[Collected data]
^^^^

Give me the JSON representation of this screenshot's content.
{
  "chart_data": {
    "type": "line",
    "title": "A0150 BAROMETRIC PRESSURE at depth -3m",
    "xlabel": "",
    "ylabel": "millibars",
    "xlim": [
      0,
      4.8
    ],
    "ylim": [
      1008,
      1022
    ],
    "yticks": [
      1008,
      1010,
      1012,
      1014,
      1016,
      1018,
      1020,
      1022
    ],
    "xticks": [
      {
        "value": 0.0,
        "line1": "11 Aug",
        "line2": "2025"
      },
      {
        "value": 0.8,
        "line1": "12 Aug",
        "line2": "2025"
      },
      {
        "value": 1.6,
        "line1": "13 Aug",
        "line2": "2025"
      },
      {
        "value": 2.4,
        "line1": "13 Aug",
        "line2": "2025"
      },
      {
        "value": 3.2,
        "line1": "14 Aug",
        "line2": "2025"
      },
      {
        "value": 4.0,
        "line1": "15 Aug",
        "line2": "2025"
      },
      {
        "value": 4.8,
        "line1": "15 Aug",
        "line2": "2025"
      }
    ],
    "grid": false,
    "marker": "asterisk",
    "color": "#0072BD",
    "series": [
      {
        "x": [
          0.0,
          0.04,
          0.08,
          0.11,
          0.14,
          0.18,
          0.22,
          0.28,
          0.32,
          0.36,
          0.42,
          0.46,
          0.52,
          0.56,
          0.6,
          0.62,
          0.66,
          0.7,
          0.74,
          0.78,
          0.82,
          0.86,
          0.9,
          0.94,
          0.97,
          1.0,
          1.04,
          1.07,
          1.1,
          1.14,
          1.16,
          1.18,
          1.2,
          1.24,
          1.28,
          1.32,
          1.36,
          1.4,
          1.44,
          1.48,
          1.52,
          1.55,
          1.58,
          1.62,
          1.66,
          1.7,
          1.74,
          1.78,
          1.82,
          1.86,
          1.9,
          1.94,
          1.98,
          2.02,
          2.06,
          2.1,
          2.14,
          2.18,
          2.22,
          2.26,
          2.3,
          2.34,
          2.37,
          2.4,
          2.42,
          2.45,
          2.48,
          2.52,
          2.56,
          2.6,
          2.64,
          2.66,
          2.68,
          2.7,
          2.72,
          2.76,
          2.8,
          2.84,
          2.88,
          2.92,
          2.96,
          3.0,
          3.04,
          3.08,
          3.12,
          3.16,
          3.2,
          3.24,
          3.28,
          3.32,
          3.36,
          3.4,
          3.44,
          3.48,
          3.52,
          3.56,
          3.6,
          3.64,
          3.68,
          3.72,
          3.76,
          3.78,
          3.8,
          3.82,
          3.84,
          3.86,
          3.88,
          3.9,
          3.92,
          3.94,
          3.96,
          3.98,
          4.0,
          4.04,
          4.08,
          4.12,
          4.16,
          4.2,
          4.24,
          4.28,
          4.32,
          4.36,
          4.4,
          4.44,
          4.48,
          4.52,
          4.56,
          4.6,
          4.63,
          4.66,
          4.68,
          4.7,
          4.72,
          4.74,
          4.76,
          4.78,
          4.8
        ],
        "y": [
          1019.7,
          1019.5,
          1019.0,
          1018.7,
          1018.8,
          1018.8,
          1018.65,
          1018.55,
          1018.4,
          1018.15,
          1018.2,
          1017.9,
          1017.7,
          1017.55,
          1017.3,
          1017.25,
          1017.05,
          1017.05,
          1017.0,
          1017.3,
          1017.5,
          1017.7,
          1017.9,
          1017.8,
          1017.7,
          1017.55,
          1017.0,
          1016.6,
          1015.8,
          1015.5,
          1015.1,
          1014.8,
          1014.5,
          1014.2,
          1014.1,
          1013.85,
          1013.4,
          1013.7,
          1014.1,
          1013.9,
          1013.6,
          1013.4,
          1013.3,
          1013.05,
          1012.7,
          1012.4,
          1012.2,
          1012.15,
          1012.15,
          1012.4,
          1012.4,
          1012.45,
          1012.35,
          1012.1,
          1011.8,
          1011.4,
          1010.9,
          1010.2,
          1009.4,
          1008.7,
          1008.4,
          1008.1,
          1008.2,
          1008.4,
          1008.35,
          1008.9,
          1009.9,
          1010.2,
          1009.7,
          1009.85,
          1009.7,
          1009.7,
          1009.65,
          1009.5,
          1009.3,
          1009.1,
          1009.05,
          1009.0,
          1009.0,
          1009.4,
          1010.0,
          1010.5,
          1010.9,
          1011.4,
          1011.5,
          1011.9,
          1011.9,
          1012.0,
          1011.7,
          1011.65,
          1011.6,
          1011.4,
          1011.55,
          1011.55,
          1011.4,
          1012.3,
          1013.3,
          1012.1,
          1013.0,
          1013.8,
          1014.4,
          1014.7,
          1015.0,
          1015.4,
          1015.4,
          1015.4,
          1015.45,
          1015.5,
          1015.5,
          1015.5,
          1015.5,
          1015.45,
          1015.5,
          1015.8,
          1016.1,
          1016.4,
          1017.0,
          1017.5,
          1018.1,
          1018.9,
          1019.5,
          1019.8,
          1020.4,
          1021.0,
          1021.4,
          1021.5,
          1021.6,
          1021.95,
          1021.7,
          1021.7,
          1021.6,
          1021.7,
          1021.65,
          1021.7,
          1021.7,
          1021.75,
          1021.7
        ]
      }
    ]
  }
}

^^^^

## Set exercise
Copy all lines from the material that hold "value".

## Output for this task
        "value": 0.0,
        "value": 0.8,
        "value": 1.6,
        "value": 2.4,
        "value": 3.2,
        "value": 4.0,
        "value": 4.8,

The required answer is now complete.